** START **

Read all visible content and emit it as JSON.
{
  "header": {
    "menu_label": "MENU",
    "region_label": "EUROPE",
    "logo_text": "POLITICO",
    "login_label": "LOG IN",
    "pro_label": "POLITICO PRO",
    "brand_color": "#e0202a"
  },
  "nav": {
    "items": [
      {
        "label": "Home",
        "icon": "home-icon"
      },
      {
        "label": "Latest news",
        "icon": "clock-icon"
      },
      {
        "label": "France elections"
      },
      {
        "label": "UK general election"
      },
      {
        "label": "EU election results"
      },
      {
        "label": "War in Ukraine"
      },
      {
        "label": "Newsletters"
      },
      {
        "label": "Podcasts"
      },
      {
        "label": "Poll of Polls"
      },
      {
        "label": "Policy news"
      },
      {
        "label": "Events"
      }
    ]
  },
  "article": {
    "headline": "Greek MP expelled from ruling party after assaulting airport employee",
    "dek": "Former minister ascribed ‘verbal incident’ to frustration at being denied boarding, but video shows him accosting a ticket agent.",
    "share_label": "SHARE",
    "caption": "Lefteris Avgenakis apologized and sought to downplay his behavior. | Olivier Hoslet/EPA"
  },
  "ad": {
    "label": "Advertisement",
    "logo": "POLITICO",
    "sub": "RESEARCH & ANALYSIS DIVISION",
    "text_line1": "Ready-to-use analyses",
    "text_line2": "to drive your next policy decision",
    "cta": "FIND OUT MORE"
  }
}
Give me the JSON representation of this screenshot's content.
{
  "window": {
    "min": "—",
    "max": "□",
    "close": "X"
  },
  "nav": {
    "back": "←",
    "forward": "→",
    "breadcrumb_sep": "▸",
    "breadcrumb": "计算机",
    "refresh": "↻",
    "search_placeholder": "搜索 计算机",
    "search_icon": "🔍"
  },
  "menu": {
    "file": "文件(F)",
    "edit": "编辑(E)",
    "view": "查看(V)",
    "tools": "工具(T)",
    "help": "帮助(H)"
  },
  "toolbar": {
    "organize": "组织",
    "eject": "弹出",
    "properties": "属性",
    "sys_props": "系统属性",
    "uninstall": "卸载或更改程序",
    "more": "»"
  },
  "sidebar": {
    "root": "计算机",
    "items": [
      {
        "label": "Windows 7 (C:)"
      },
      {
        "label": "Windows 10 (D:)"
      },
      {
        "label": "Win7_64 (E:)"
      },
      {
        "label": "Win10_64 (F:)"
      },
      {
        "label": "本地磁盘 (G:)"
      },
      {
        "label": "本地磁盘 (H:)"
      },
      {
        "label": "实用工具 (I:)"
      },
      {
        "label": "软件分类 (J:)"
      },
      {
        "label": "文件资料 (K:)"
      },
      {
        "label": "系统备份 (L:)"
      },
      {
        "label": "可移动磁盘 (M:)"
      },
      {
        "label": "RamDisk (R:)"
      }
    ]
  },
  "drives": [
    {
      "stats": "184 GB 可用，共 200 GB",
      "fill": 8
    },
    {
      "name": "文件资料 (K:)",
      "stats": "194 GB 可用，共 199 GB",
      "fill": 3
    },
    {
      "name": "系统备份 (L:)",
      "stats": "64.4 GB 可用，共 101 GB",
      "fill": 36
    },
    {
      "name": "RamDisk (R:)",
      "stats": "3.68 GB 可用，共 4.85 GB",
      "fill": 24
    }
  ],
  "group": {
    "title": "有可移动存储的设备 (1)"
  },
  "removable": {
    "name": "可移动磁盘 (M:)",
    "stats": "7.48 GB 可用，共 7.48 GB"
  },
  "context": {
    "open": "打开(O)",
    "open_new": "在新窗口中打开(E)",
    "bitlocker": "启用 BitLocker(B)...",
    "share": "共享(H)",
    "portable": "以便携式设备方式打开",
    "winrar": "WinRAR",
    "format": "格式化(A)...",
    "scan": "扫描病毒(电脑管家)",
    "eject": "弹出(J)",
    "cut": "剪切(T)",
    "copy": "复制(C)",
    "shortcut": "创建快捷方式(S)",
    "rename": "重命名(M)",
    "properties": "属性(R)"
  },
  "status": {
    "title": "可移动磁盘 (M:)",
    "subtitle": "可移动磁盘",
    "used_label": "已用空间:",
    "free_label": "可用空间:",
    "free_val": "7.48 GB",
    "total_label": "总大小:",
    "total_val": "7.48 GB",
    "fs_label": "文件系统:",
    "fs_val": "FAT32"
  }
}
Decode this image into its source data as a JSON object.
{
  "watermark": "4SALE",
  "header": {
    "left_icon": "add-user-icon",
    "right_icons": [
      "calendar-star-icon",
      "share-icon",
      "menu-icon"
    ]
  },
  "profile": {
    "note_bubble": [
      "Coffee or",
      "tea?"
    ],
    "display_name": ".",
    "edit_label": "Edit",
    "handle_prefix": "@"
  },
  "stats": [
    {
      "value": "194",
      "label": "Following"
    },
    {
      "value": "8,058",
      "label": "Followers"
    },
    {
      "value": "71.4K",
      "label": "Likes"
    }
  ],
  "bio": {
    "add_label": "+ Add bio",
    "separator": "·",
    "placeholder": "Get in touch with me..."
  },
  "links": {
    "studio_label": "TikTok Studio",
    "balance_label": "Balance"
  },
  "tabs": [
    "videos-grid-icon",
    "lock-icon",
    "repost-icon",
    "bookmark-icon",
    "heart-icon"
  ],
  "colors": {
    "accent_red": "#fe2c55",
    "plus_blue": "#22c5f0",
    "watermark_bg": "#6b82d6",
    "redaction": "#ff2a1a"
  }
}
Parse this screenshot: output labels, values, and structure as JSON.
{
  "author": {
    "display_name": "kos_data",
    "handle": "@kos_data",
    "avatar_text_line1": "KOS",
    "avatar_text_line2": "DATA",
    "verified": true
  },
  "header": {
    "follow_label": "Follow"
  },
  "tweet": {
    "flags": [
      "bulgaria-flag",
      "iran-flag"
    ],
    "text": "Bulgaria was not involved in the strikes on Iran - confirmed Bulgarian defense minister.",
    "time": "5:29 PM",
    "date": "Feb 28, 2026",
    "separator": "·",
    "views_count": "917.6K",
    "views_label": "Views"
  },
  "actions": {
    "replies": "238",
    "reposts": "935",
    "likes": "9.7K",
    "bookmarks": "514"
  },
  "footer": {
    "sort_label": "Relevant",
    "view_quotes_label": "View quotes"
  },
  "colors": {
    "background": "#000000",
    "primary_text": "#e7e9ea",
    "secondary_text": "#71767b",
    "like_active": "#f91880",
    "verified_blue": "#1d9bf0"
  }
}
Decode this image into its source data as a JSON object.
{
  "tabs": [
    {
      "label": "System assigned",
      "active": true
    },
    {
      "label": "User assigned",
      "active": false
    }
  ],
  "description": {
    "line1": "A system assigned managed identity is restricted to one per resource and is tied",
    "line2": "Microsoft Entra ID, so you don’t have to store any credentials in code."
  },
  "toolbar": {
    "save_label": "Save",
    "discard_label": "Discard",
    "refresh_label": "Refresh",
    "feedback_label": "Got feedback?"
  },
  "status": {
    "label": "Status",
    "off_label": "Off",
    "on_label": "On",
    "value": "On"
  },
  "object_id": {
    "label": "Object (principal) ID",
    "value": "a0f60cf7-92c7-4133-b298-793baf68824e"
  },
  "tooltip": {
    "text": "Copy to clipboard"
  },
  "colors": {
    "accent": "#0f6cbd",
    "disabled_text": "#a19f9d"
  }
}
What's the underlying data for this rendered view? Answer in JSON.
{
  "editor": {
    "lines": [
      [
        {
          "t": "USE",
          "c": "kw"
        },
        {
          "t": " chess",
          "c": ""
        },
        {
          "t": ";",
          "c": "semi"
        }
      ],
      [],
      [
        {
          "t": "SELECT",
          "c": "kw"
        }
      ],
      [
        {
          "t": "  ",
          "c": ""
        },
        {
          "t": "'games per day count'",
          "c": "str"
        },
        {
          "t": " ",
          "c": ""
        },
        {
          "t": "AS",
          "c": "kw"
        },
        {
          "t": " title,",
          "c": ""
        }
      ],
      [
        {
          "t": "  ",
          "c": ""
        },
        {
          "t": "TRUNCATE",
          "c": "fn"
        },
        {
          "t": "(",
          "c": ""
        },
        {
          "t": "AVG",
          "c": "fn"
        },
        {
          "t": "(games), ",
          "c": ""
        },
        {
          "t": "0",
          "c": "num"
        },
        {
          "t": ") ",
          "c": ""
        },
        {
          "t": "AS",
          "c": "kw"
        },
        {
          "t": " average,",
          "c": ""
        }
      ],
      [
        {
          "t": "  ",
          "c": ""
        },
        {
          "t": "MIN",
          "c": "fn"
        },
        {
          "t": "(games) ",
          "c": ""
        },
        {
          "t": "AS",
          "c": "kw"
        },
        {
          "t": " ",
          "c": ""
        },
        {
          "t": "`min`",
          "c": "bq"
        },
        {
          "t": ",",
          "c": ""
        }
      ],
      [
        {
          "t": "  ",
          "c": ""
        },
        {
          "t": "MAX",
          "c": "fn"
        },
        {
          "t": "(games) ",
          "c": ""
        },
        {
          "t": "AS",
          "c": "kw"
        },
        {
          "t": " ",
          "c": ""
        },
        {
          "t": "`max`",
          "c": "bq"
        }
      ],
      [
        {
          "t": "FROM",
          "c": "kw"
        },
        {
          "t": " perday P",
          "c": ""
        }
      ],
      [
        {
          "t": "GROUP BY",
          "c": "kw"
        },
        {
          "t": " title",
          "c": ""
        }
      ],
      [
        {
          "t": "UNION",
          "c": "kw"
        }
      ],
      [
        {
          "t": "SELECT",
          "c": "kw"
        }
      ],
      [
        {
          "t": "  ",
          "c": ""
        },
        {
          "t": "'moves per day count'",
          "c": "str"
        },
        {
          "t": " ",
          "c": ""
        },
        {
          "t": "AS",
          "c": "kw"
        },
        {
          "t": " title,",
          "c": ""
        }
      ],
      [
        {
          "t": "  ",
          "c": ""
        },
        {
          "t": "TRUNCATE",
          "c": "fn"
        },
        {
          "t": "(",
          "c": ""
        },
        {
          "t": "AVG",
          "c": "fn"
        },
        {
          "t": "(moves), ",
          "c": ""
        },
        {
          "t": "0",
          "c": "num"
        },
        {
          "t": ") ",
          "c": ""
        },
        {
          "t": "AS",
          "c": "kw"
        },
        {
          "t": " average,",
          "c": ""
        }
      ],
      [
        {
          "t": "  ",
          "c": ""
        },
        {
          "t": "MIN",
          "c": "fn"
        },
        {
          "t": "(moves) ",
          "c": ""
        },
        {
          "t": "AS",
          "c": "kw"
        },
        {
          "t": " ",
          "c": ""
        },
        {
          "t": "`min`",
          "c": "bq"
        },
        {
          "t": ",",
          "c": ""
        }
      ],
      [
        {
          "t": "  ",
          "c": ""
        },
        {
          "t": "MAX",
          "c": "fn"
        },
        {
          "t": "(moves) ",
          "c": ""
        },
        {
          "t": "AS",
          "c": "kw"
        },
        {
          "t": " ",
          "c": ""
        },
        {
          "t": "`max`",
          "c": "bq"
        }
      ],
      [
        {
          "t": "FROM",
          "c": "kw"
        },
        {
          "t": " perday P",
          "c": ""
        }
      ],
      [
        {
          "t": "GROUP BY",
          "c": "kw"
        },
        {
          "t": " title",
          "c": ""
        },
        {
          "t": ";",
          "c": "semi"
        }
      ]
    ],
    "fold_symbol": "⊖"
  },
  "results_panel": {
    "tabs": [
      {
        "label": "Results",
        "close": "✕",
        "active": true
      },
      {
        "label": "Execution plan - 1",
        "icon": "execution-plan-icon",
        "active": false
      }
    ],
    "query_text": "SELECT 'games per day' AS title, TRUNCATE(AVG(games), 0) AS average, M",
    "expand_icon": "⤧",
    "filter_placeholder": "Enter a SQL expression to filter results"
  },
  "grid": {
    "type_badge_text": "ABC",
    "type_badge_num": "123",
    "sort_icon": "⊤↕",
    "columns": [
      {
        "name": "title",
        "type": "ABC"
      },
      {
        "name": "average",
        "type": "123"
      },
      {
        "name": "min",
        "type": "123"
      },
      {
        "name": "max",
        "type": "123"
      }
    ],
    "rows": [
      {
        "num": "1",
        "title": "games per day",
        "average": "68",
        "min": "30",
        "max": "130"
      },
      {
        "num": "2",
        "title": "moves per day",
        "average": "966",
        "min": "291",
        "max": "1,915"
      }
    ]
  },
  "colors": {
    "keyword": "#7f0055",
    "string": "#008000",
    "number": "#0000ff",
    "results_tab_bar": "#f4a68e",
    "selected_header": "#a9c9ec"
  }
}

** END **

## GIVEN EXERCISE
Your answer should be a single number: how many lines in the data above include "assigned"?

## THE COMPLETED TASK
3